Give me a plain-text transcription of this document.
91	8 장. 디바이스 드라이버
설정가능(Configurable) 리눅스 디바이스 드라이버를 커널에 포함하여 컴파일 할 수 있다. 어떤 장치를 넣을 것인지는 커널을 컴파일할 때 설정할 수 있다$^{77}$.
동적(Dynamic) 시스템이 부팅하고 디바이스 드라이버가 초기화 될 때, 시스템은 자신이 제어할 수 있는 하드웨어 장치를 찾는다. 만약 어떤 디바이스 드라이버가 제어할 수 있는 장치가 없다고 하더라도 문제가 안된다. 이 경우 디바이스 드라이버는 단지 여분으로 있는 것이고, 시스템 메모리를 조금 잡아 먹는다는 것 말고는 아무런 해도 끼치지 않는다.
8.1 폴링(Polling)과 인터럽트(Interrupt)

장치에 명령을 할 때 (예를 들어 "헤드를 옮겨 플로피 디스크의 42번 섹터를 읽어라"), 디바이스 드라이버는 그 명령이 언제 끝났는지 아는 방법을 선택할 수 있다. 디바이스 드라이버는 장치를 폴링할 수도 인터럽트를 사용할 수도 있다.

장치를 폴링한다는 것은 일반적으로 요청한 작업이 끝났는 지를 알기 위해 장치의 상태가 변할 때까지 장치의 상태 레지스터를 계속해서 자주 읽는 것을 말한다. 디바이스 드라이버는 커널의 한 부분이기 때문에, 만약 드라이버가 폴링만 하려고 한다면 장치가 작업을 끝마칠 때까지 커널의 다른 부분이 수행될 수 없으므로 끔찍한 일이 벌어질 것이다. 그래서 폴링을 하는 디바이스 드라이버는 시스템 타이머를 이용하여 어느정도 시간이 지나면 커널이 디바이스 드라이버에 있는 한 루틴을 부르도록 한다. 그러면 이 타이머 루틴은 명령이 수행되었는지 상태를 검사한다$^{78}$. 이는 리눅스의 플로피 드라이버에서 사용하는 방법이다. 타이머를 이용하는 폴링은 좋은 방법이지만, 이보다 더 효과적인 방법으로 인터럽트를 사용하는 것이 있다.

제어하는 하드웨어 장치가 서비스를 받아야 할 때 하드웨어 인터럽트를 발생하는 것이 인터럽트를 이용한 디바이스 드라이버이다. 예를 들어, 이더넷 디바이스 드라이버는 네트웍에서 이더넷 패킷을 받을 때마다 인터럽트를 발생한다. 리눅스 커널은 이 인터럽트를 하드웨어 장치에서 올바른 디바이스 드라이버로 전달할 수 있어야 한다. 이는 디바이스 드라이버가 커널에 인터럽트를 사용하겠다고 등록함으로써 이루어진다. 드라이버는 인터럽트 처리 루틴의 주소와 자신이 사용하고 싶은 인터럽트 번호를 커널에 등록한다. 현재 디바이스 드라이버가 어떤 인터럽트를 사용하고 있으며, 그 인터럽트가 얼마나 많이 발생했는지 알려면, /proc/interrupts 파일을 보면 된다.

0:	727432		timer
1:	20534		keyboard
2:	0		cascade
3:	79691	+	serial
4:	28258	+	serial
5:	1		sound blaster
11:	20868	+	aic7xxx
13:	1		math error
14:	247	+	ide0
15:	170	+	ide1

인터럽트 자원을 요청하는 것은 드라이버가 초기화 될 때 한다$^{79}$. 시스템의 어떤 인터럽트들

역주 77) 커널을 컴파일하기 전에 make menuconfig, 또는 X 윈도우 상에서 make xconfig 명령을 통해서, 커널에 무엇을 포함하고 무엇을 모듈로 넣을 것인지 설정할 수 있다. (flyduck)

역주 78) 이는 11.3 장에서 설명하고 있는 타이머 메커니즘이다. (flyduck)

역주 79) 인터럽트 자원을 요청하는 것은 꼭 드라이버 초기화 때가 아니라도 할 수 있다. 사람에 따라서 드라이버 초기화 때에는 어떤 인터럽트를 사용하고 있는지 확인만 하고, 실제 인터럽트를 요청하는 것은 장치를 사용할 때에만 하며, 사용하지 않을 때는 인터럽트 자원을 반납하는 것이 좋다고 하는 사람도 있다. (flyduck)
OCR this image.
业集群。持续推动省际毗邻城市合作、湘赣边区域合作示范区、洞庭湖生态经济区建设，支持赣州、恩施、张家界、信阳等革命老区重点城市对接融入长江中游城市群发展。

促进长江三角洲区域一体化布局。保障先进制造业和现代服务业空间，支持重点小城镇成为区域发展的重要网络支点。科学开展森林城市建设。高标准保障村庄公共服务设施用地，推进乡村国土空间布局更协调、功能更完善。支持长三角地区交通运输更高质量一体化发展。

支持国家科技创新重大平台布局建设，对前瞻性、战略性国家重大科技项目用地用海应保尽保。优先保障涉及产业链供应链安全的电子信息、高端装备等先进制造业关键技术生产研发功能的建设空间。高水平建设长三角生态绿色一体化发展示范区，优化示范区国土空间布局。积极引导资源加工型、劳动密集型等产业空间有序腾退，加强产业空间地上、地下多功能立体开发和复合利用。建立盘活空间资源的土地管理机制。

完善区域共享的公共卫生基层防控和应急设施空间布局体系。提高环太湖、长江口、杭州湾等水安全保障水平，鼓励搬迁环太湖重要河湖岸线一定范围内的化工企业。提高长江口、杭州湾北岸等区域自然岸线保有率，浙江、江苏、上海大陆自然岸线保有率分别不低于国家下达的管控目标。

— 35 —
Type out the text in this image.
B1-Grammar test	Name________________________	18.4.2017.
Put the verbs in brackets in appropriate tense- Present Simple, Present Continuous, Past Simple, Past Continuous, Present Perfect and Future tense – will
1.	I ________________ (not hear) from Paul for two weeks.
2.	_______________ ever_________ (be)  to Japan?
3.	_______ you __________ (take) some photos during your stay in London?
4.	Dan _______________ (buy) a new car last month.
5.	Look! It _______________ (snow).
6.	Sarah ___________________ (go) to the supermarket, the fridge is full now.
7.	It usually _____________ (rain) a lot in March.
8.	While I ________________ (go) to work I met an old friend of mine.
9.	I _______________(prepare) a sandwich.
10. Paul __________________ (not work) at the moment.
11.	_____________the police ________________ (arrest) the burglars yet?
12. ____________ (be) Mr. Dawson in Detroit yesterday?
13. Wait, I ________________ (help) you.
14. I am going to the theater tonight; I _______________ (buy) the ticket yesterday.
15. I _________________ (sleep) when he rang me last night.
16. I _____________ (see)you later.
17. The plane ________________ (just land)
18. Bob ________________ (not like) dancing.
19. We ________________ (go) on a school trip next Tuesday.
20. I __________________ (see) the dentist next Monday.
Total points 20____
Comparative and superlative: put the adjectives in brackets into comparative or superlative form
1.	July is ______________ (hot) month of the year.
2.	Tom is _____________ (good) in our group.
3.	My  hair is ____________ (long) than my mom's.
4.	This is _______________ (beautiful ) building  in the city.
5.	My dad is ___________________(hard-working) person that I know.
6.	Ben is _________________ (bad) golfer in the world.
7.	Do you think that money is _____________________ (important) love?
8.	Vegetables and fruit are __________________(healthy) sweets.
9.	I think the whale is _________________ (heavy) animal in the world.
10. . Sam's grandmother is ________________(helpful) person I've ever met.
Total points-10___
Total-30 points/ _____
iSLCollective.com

____

→ **Objective**: Return each line with "month".

→ **Written response**:
4.	Dan _______________ (buy) a new car last month.
1.	July is ______________ (hot) month of the year.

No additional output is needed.